■ Provided entries ■
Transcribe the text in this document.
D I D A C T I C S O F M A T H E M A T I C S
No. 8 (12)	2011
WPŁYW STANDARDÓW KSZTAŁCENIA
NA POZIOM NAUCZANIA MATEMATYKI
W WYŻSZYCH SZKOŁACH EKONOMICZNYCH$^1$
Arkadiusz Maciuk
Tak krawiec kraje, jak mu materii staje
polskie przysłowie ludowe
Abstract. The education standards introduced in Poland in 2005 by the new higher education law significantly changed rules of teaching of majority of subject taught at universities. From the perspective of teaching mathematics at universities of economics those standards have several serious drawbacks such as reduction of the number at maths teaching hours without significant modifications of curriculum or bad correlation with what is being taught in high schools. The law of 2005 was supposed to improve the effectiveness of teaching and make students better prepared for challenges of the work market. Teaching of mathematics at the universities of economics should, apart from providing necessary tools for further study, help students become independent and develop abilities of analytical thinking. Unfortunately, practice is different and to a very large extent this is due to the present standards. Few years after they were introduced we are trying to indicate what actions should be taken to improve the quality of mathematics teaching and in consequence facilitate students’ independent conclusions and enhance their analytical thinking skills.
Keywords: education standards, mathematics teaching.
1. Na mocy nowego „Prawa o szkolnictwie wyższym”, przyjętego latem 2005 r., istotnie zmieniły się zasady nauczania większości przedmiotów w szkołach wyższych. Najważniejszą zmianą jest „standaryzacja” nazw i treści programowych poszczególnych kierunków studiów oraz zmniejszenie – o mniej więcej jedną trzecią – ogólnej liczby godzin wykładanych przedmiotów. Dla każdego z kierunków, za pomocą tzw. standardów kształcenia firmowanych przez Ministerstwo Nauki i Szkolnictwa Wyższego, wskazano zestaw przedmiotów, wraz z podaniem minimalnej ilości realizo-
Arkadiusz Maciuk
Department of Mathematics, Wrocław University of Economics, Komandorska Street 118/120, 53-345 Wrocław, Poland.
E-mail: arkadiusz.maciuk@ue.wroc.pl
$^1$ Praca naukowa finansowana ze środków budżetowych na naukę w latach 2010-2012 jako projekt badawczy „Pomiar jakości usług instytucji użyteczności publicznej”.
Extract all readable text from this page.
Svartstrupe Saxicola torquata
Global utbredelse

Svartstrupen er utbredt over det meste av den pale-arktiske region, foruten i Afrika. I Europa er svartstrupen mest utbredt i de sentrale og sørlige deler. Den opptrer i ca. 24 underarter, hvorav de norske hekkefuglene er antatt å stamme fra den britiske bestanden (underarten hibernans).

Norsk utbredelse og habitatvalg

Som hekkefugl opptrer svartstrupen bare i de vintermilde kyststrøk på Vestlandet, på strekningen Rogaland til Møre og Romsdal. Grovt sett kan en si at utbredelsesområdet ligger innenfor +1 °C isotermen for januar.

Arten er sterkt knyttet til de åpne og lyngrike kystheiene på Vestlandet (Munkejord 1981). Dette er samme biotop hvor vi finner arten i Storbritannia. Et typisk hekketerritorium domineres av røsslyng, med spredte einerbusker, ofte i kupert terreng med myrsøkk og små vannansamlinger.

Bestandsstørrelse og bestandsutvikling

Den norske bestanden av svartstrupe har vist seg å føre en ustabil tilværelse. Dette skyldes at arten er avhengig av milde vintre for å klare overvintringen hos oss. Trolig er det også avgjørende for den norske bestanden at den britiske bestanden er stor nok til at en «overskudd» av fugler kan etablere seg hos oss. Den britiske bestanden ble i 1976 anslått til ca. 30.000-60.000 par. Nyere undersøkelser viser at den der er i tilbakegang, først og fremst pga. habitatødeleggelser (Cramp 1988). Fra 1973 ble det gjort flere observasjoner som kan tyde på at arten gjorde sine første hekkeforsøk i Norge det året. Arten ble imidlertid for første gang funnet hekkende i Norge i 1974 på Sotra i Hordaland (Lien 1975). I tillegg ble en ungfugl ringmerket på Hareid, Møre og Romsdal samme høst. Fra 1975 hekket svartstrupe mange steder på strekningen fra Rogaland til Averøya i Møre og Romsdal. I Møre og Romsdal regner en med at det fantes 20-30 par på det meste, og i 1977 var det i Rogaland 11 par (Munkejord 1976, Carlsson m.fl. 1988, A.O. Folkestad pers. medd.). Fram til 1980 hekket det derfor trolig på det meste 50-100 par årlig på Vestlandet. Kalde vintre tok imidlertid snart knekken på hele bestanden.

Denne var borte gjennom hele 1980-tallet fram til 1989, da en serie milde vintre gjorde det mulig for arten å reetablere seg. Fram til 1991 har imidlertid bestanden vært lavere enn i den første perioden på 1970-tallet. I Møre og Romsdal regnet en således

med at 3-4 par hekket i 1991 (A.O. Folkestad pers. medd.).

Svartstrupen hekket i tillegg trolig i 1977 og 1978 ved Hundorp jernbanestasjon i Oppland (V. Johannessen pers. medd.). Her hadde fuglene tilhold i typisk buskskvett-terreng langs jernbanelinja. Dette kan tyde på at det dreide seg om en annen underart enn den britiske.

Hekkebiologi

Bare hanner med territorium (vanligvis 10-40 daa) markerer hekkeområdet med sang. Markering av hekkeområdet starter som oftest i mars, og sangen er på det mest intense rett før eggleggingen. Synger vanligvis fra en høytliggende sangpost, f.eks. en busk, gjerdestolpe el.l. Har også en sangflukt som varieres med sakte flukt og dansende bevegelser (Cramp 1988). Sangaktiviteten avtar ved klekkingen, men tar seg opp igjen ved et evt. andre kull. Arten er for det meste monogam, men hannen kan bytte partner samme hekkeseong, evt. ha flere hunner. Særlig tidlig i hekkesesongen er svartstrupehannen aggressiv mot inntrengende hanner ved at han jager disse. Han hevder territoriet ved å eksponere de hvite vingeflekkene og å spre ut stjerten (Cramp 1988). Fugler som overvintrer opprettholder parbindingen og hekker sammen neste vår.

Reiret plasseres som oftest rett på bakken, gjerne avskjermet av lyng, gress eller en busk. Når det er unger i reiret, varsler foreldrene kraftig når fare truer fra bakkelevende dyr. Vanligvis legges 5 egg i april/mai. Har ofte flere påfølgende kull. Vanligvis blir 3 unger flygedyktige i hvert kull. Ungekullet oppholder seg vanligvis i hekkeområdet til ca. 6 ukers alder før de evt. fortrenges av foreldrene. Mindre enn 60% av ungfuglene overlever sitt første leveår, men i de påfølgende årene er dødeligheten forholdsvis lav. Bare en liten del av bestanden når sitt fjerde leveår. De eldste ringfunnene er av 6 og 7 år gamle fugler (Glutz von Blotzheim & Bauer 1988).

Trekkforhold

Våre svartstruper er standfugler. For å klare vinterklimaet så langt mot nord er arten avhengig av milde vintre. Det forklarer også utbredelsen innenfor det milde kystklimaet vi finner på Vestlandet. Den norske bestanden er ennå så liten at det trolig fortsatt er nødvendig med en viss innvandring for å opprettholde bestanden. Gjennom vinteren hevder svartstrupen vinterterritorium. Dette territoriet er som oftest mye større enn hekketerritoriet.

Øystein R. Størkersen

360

■ Given problem ■
Pick out the lines that contain "terreng" and copy them.

■ Exercise answer ■
Arten er sterkt knyttet til de åpne og lyngrike kystheiene på Vestlandet (Munkejord 1981). Dette er samme biotop hvor vi finner arten i Storbritannia. Et typisk hekketerritorium domineres av røsslyng, med spredte einerbusker, ofte i kupert terreng med myrsøkk og små vannansamlinger.
Svartstrupen hekket i tillegg trolig i 1977 og 1978 ved Hundorp jernbanestasjon i Oppland (V. Johannessen pers. medd.). Her hadde fuglene tilhold i typisk buskskvett-terreng langs jernbanelinja. Dette kan tyde på at det dreide seg om en annen underart enn den britiske.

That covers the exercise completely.